Items from a dataset:
·····
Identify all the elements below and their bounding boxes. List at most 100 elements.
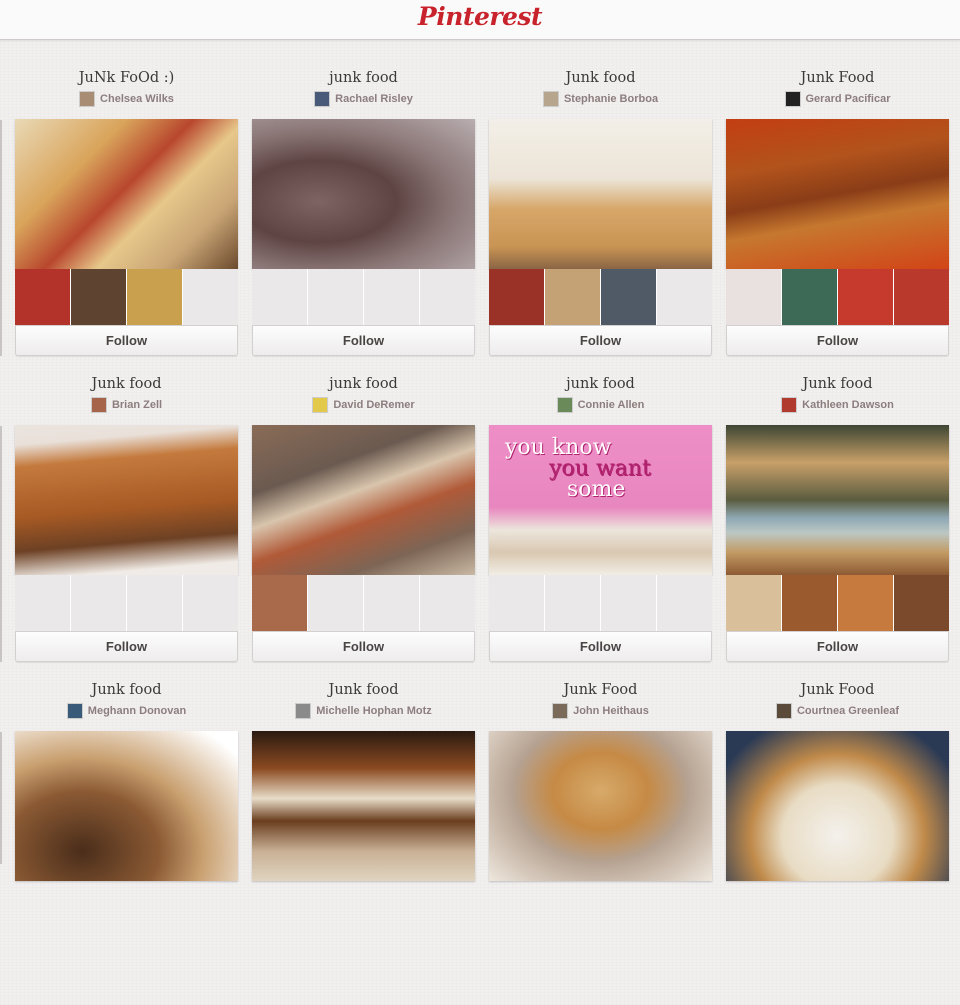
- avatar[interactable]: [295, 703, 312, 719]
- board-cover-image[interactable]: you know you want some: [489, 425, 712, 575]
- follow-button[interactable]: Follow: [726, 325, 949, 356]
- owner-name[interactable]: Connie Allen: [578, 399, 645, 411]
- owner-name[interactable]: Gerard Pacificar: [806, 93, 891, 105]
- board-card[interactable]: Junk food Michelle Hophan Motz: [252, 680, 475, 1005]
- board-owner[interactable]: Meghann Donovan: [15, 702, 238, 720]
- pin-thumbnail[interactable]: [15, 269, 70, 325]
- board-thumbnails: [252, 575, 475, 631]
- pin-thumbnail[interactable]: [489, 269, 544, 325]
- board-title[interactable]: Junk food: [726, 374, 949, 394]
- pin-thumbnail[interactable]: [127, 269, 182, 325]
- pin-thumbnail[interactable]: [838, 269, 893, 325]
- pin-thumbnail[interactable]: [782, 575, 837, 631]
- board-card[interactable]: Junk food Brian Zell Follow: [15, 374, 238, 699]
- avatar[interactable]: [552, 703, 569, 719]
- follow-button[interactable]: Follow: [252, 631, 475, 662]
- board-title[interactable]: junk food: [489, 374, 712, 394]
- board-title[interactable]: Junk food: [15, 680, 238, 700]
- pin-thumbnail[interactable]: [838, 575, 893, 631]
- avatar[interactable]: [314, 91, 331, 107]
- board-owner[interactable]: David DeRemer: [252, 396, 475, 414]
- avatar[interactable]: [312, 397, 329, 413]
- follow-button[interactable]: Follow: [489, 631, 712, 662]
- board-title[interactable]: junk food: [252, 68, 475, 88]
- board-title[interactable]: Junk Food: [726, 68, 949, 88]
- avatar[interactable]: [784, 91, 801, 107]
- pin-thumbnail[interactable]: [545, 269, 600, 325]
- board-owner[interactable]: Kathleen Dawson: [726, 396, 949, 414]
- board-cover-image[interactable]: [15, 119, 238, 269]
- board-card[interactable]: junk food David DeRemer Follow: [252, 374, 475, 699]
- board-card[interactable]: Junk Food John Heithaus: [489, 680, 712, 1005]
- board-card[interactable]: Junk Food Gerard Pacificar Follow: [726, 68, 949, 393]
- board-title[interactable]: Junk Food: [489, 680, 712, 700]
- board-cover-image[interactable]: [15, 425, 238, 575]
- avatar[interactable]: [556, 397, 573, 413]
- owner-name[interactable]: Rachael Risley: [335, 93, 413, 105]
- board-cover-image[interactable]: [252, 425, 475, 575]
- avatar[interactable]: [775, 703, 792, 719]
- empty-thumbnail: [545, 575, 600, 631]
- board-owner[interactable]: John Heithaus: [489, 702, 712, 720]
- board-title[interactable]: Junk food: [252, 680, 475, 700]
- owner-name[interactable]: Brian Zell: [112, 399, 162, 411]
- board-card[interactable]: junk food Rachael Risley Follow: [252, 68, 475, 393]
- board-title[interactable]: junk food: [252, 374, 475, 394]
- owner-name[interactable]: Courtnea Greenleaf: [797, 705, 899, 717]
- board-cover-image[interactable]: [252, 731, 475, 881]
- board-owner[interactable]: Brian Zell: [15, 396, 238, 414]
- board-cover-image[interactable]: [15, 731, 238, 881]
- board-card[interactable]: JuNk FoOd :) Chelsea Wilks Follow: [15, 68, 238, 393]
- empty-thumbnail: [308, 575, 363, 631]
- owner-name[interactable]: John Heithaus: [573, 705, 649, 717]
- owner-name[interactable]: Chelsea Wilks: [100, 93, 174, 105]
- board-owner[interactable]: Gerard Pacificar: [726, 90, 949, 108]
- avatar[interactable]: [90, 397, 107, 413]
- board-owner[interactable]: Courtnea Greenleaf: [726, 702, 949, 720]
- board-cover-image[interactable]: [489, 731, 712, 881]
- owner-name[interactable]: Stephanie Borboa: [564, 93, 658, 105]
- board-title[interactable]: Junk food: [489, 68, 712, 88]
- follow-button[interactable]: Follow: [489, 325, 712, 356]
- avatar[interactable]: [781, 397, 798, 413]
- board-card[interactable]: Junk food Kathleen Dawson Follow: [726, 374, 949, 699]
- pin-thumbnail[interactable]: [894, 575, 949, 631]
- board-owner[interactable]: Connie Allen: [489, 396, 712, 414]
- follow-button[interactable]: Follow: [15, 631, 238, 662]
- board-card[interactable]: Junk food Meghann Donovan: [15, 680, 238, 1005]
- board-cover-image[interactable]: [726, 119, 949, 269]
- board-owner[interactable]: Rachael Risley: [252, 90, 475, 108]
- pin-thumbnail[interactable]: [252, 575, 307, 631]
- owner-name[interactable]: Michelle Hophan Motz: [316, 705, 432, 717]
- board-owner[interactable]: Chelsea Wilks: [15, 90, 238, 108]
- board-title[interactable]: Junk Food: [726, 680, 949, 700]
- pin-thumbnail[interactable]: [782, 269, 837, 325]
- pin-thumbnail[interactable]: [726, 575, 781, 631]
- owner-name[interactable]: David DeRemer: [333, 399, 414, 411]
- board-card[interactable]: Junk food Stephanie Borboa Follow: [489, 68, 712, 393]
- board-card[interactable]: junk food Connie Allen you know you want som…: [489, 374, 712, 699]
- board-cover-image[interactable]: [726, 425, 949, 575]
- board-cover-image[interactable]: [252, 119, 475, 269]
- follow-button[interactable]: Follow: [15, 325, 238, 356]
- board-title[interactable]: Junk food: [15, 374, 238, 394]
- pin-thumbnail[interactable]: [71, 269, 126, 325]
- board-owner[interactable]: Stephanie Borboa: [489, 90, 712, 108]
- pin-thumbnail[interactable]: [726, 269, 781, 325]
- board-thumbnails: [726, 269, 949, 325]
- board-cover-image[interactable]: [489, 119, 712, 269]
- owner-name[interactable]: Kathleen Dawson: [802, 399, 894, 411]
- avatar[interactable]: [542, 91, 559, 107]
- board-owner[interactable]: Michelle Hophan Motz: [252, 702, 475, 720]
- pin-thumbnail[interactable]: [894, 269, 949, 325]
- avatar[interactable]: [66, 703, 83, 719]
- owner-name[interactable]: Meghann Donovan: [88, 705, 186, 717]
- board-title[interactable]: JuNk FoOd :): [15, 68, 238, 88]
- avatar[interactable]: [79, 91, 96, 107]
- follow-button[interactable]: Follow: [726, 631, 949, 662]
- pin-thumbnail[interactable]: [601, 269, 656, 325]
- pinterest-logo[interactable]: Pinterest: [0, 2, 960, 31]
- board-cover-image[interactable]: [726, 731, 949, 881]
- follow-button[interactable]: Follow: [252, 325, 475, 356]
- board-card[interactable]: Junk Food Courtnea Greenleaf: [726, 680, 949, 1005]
·····
- Challenge -
Please give every line of all the items above as a JSON list of strings, one string per line, with blank lines and the pictures left out.

- Full response -
[
  "Identify all the elements below and their bounding boxes. List at most 100 elements.",
  "- avatar[interactable]: [295, 703, 312, 719]",
  "- board-cover-image[interactable]: you know you want some: [489, 425, 712, 575]",
  "- follow-button[interactable]: Follow: [726, 325, 949, 356]",
  "- owner-name[interactable]: Connie Allen: [578, 399, 645, 411]",
  "- owner-name[interactable]: Gerard Pacificar: [806, 93, 891, 105]",
  "- board-card[interactable]: Junk food Michelle Hophan Motz: [252, 680, 475, 1005]",
  "- board-owner[interactable]: Meghann Donovan: [15, 702, 238, 720]",
  "- pin-thumbnail[interactable]: [15, 269, 70, 325]",
  "- board-thumbnails: [252, 575, 475, 631]",
  "- pin-thumbnail[interactable]: [489, 269, 544, 325]",
  "- board-title[interactable]: Junk food: [726, 374, 949, 394]",
  "- pin-thumbnail[interactable]: [127, 269, 182, 325]",
  "- pin-thumbnail[interactable]: [838, 269, 893, 325]",
  "- pin-thumbnail[interactable]: [782, 575, 837, 631]",
  "- board-card[interactable]: Junk food Brian Zell Follow: [15, 374, 238, 699]",
  "- avatar[interactable]: [552, 703, 569, 719]",
  "- follow-button[interactable]: Follow: [252, 631, 475, 662]",
  "- board-title[interactable]: junk food: [489, 374, 712, 394]",
  "- board-title[interactable]: Junk food: [15, 680, 238, 700]",
  "- pin-thumbnail[interactable]: [838, 575, 893, 631]",
  "- avatar[interactable]: [314, 91, 331, 107]",
  "- board-owner[interactable]: David DeRemer: [252, 396, 475, 414]",
  "- avatar[interactable]: [312, 397, 329, 413]",
  "- follow-button[interactable]: Follow: [489, 631, 712, 662]",
  "- board-title[interactable]: junk food: [252, 68, 475, 88]",
  "- board-title[interactable]: Junk Food: [726, 68, 949, 88]",
  "- avatar[interactable]: [784, 91, 801, 107]",
  "- pin-thumbnail[interactable]: [545, 269, 600, 325]",
  "- board-owner[interactable]: Kathleen Dawson: [726, 396, 949, 414]",
  "- board-cover-image[interactable]: [15, 119, 238, 269]",
  "- board-card[interactable]: junk food David DeRemer Follow: [252, 374, 475, 699]",
  "- board-card[interactable]: Junk Food John Heithaus: [489, 680, 712, 1005]",
  "- board-card[interactable]: Junk Food Gerard Pacificar Follow: [726, 68, 949, 393]",
  "- board-title[interactable]: Junk Food: [489, 680, 712, 700]",
  "- board-cover-image[interactable]: [15, 425, 238, 575]",
  "- avatar[interactable]: [556, 397, 573, 413]",
  "- owner-name[interactable]: Rachael Risley: [335, 93, 413, 105]",
  "- board-cover-image[interactable]: [252, 425, 475, 575]",
  "- avatar[interactable]: [775, 703, 792, 719]",
  "- empty-thumbnail: [545, 575, 600, 631]",
  "- board-owner[interactable]: John Heithaus: [489, 702, 712, 720]",
  "- board-title[interactable]: Junk food: [252, 680, 475, 700]",
  "- owner-name[interactable]: Brian Zell: [112, 399, 162, 411]",
  "- board-card[interactable]: junk food Rachael Risley Follow: [252, 68, 475, 393]",
  "- board-title[interactable]: junk food: [252, 374, 475, 394]",
  "- owner-name[interactable]: Courtnea Greenleaf: [797, 705, 899, 717]",
  "- board-cover-image[interactable]: [252, 731, 475, 881]",
  "- board-owner[interactable]: Brian Zell: [15, 396, 238, 414]",
  "- board-cover-image[interactable]: [15, 731, 238, 881]",
  "- board-card[interactable]: JuNk FoOd :) Chelsea Wilks Follow: [15, 68, 238, 393]",
  "- empty-thumbnail: [308, 575, 363, 631]",
  "- owner-name[interactable]: John Heithaus: [573, 705, 649, 717]",
  "- owner-name[interactable]: Chelsea Wilks: [100, 93, 174, 105]",
  "- board-owner[interactable]: Gerard Pacificar: [726, 90, 949, 108]",
  "- avatar[interactable]: [90, 397, 107, 413]",
  "- board-owner[interactable]: Courtnea Greenleaf: [726, 702, 949, 720]",
  "- board-cover-image[interactable]: [489, 731, 712, 881]",
  "- owner-name[interactable]: Stephanie Borboa: [564, 93, 658, 105]",
  "- board-title[interactable]: Junk food: [489, 68, 712, 88]",
  "- follow-button[interactable]: Follow: [489, 325, 712, 356]",
  "- avatar[interactable]: [781, 397, 798, 413]",
  "- board-card[interactable]: Junk food Kathleen Dawson Follow: [726, 374, 949, 699]",
  "- pin-thumbnail[interactable]: [894, 575, 949, 631]",
  "- board-owner[interactable]: Connie Allen: [489, 396, 712, 414]",
  "- follow-button[interactable]: Follow: [15, 631, 238, 662]",
  "- board-card[interactable]: Junk food Meghann Donovan: [15, 680, 238, 1005]",
  "- board-cover-image[interactable]: [726, 119, 949, 269]",
  "- board-owner[interactable]: Rachael Risley: [252, 90, 475, 108]",
  "- pin-thumbnail[interactable]: [252, 575, 307, 631]",
  "- owner-name[interactable]: Michelle Hophan Motz: [316, 705, 432, 717]",
  "- board-owner[interactable]: Chelsea Wilks: [15, 90, 238, 108]",
  "- board-title[interactable]: Junk Food: [726, 680, 949, 700]",
  "- pin-thumbnail[interactable]: [782, 269, 837, 325]",
  "- pin-thumbnail[interactable]: [726, 575, 781, 631]",
  "- owner-name[interactable]: David DeRemer: [333, 399, 414, 411]",
  "- board-card[interactable]: Junk food Stephanie Borboa Follow: [489, 68, 712, 393]",
  "- board-card[interactable]: junk food Connie Allen you know you want som…: [489, 374, 712, 699]",
  "- board-cover-image[interactable]: [726, 425, 949, 575]",
  "- board-cover-image[interactable]: [252, 119, 475, 269]",
  "- follow-button[interactable]: Follow: [15, 325, 238, 356]",
  "- board-title[interactable]: Junk food: [15, 374, 238, 394]",
  "- pin-thumbnail[interactable]: [71, 269, 126, 325]",
  "- board-owner[interactable]: Stephanie Borboa: [489, 90, 712, 108]",
  "- pin-thumbnail[interactable]: [726, 269, 781, 325]",
  "- board-thumbnails: [726, 269, 949, 325]",
  "- board-cover-image[interactable]: [489, 119, 712, 269]",
  "- owner-name[interactable]: Kathleen Dawson: [802, 399, 894, 411]",
  "- avatar[interactable]: [542, 91, 559, 107]",
  "- board-owner[interactable]: Michelle Hophan Motz: [252, 702, 475, 720]",
  "- pin-thumbnail[interactable]: [894, 269, 949, 325]",
  "- avatar[interactable]: [66, 703, 83, 719]",
  "- owner-name[interactable]: Meghann Donovan: [88, 705, 186, 717]",
  "- board-title[interactable]: JuNk FoOd :): [15, 68, 238, 88]",
  "- avatar[interactable]: [79, 91, 96, 107]",
  "- follow-button[interactable]: Follow: [726, 631, 949, 662]",
  "- pin-thumbnail[interactable]: [601, 269, 656, 325]",
  "- pinterest-logo[interactable]: Pinterest: [0, 2, 960, 31]",
  "- board-cover-image[interactable]: [726, 731, 949, 881]",
  "- follow-button[interactable]: Follow: [252, 325, 475, 356]",
  "- board-card[interactable]: Junk Food Courtnea Greenleaf: [726, 680, 949, 1005]"
]